◆ **Description of the task**: From the first line to the last, output the records exactly and drop any images.

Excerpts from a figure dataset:

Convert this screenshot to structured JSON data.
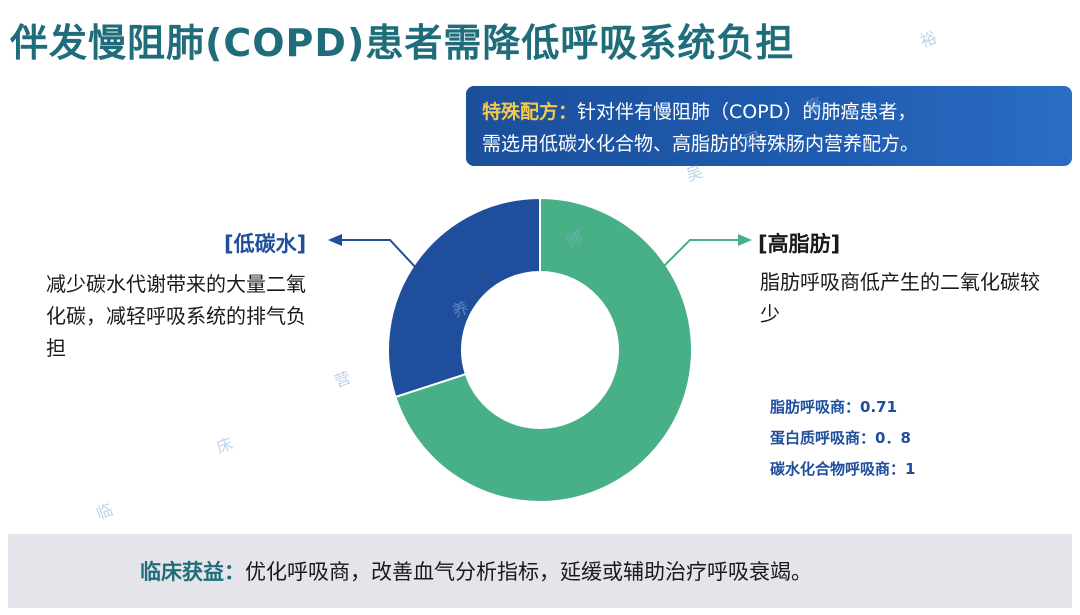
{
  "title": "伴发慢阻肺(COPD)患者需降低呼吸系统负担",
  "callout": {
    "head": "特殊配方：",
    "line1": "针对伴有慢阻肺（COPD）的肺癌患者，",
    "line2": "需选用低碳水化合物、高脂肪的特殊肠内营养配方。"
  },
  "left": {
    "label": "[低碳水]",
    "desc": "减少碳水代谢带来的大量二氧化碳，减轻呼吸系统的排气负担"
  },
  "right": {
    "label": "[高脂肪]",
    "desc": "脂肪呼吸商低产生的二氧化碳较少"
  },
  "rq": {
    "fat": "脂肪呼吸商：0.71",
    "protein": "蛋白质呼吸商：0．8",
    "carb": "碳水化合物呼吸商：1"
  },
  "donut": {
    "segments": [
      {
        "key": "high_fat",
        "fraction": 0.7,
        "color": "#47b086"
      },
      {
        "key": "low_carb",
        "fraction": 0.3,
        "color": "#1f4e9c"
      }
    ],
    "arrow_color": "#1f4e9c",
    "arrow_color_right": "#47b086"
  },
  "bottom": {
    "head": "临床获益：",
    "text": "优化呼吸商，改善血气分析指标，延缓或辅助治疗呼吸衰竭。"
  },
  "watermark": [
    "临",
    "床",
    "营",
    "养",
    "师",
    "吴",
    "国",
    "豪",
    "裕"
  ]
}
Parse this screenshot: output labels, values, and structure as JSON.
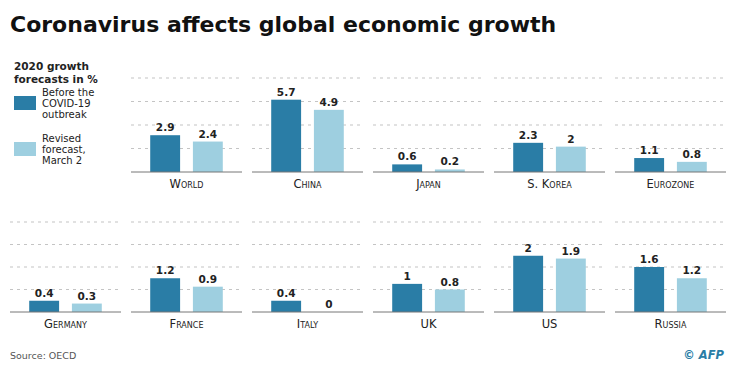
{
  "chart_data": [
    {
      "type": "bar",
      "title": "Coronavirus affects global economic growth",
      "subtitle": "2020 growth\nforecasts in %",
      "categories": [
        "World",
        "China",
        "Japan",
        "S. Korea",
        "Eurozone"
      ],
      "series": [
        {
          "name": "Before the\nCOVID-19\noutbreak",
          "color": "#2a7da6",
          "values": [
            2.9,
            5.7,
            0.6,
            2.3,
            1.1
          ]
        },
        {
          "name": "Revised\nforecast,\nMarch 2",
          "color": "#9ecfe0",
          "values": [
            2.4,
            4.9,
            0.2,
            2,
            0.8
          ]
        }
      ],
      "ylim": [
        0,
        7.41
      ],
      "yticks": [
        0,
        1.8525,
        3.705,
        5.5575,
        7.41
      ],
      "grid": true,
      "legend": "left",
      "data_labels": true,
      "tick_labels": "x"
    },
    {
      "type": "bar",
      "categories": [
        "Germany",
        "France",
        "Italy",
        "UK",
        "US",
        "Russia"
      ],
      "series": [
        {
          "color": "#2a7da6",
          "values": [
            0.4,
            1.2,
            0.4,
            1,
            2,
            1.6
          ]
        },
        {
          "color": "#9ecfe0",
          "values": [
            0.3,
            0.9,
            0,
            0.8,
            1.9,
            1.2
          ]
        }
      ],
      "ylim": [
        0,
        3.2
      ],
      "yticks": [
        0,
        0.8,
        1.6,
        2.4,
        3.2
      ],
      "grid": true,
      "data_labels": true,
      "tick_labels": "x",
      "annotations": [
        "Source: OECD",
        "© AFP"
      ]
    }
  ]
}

◆ **Problem solution**:
Convert this screenshot to structured JSON data.
{
  "title": "伴发慢阻肺(COPD)患者需降低呼吸系统负担",
  "callout": {
    "head": "特殊配方：",
    "line1": "针对伴有慢阻肺（COPD）的肺癌患者，",
    "line2": "需选用低碳水化合物、高脂肪的特殊肠内营养配方。"
  },
  "left": {
    "label": "[低碳水]",
    "desc": "减少碳水代谢带来的大量二氧化碳，减轻呼吸系统的排气负担"
  },
  "right": {
    "label": "[高脂肪]",
    "desc": "脂肪呼吸商低产生的二氧化碳较少"
  },
  "rq": {
    "fat": "脂肪呼吸商：0.71",
    "protein": "蛋白质呼吸商：0．8",
    "carb": "碳水化合物呼吸商：1"
  },
  "donut": {
    "segments": [
      {
        "key": "high_fat",
        "fraction": 0.7,
        "color": "#47b086"
      },
      {
        "key": "low_carb",
        "fraction": 0.3,
        "color": "#1f4e9c"
      }
    ],
    "arrow_color": "#1f4e9c",
    "arrow_color_right": "#47b086"
  },
  "bottom": {
    "head": "临床获益：",
    "text": "优化呼吸商，改善血气分析指标，延缓或辅助治疗呼吸衰竭。"
  },
  "watermark": [
    "临",
    "床",
    "营",
    "养",
    "师",
    "吴",
    "国",
    "豪",
    "裕"
  ]
}
Parse this screenshot: output labels, values, and structure as JSON.
{
  "chart_data": [
    {
      "type": "bar",
      "title": "Coronavirus affects global economic growth",
      "subtitle": "2020 growth\nforecasts in %",
      "categories": [
        "World",
        "China",
        "Japan",
        "S. Korea",
        "Eurozone"
      ],
      "series": [
        {
          "name": "Before the\nCOVID-19\noutbreak",
          "color": "#2a7da6",
          "values": [
            2.9,
            5.7,
            0.6,
            2.3,
            1.1
          ]
        },
        {
          "name": "Revised\nforecast,\nMarch 2",
          "color": "#9ecfe0",
          "values": [
            2.4,
            4.9,
            0.2,
            2,
            0.8
          ]
        }
      ],
      "ylim": [
        0,
        7.41
      ],
      "yticks": [
        0,
        1.8525,
        3.705,
        5.5575,
        7.41
      ],
      "grid": true,
      "legend": "left",
      "data_labels": true,
      "tick_labels": "x"
    },
    {
      "type": "bar",
      "categories": [
        "Germany",
        "France",
        "Italy",
        "UK",
        "US",
        "Russia"
      ],
      "series": [
        {
          "color": "#2a7da6",
          "values": [
            0.4,
            1.2,
            0.4,
            1,
            2,
            1.6
          ]
        },
        {
          "color": "#9ecfe0",
          "values": [
            0.3,
            0.9,
            0,
            0.8,
            1.9,
            1.2
          ]
        }
      ],
      "ylim": [
        0,
        3.2
      ],
      "yticks": [
        0,
        0.8,
        1.6,
        2.4,
        3.2
      ],
      "grid": true,
      "data_labels": true,
      "tick_labels": "x",
      "annotations": [
        "Source: OECD",
        "© AFP"
      ]
    }
  ]
}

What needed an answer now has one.